### Written task
Reproduce the data in its entirety, exactly as supplied.

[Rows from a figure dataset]

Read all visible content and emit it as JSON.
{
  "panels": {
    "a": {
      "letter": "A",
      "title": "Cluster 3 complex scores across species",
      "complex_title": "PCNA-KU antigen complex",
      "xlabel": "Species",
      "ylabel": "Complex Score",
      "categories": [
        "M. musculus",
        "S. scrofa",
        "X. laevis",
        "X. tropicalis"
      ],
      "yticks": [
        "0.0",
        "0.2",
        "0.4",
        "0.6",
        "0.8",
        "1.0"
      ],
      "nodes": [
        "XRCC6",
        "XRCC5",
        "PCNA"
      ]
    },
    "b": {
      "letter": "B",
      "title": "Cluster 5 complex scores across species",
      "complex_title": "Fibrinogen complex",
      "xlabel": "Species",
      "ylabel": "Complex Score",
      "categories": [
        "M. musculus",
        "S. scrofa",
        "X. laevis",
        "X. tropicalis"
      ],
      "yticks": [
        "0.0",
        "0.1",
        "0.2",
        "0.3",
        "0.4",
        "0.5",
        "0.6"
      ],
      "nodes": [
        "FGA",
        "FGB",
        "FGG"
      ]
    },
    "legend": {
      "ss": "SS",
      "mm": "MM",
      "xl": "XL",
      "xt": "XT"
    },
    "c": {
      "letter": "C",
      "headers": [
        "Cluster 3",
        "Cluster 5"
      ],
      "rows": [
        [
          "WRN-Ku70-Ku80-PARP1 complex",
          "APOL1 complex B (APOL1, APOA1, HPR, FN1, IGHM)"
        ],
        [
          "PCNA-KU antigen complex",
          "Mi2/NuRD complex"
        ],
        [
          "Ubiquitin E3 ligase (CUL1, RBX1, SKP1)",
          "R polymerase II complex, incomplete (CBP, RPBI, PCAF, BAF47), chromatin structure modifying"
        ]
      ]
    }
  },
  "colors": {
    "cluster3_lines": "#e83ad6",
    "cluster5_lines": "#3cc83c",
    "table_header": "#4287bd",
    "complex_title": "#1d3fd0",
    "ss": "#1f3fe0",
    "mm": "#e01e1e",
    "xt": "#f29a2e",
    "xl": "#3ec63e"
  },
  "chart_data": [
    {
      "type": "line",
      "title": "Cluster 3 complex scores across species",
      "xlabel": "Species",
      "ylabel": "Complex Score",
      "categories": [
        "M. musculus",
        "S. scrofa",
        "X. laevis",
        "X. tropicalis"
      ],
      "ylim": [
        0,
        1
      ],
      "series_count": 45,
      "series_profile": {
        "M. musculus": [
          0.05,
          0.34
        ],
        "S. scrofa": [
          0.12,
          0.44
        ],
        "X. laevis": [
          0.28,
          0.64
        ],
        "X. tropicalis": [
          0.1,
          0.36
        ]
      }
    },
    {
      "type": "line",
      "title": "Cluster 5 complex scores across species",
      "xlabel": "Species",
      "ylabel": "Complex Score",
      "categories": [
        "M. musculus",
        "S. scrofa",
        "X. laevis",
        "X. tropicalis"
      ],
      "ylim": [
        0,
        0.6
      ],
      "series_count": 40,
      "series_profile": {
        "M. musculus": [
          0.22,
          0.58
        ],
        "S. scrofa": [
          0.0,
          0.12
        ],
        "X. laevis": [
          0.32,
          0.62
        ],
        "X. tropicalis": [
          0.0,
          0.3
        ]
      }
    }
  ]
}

### Completed task
Read all visible content and emit it as JSON.
{
  "panels": {
    "a": {
      "letter": "A",
      "title": "Cluster 3 complex scores across species",
      "complex_title": "PCNA-KU antigen complex",
      "xlabel": "Species",
      "ylabel": "Complex Score",
      "categories": [
        "M. musculus",
        "S. scrofa",
        "X. laevis",
        "X. tropicalis"
      ],
      "yticks": [
        "0.0",
        "0.2",
        "0.4",
        "0.6",
        "0.8",
        "1.0"
      ],
      "nodes": [
        "XRCC6",
        "XRCC5",
        "PCNA"
      ]
    },
    "b": {
      "letter": "B",
      "title": "Cluster 5 complex scores across species",
      "complex_title": "Fibrinogen complex",
      "xlabel": "Species",
      "ylabel": "Complex Score",
      "categories": [
        "M. musculus",
        "S. scrofa",
        "X. laevis",
        "X. tropicalis"
      ],
      "yticks": [
        "0.0",
        "0.1",
        "0.2",
        "0.3",
        "0.4",
        "0.5",
        "0.6"
      ],
      "nodes": [
        "FGA",
        "FGB",
        "FGG"
      ]
    },
    "legend": {
      "ss": "SS",
      "mm": "MM",
      "xl": "XL",
      "xt": "XT"
    },
    "c": {
      "letter": "C",
      "headers": [
        "Cluster 3",
        "Cluster 5"
      ],
      "rows": [
        [
          "WRN-Ku70-Ku80-PARP1 complex",
          "APOL1 complex B (APOL1, APOA1, HPR, FN1, IGHM)"
        ],
        [
          "PCNA-KU antigen complex",
          "Mi2/NuRD complex"
        ],
        [
          "Ubiquitin E3 ligase (CUL1, RBX1, SKP1)",
          "R polymerase II complex, incomplete (CBP, RPBI, PCAF, BAF47), chromatin structure modifying"
        ]
      ]
    }
  },
  "colors": {
    "cluster3_lines": "#e83ad6",
    "cluster5_lines": "#3cc83c",
    "table_header": "#4287bd",
    "complex_title": "#1d3fd0",
    "ss": "#1f3fe0",
    "mm": "#e01e1e",
    "xt": "#f29a2e",
    "xl": "#3ec63e"
  },
  "chart_data": [
    {
      "type": "line",
      "title": "Cluster 3 complex scores across species",
      "xlabel": "Species",
      "ylabel": "Complex Score",
      "categories": [
        "M. musculus",
        "S. scrofa",
        "X. laevis",
        "X. tropicalis"
      ],
      "ylim": [
        0,
        1
      ],
      "series_count": 45,
      "series_profile": {
        "M. musculus": [
          0.05,
          0.34
        ],
        "S. scrofa": [
          0.12,
          0.44
        ],
        "X. laevis": [
          0.28,
          0.64
        ],
        "X. tropicalis": [
          0.1,
          0.36
        ]
      }
    },
    {
      "type": "line",
      "title": "Cluster 5 complex scores across species",
      "xlabel": "Species",
      "ylabel": "Complex Score",
      "categories": [
        "M. musculus",
        "S. scrofa",
        "X. laevis",
        "X. tropicalis"
      ],
      "ylim": [
        0,
        0.6
      ],
      "series_count": 40,
      "series_profile": {
        "M. musculus": [
          0.22,
          0.58
        ],
        "S. scrofa": [
          0.0,
          0.12
        ],
        "X. laevis": [
          0.32,
          0.62
        ],
        "X. tropicalis": [
          0.0,
          0.3
        ]
      }
    }
  ]
}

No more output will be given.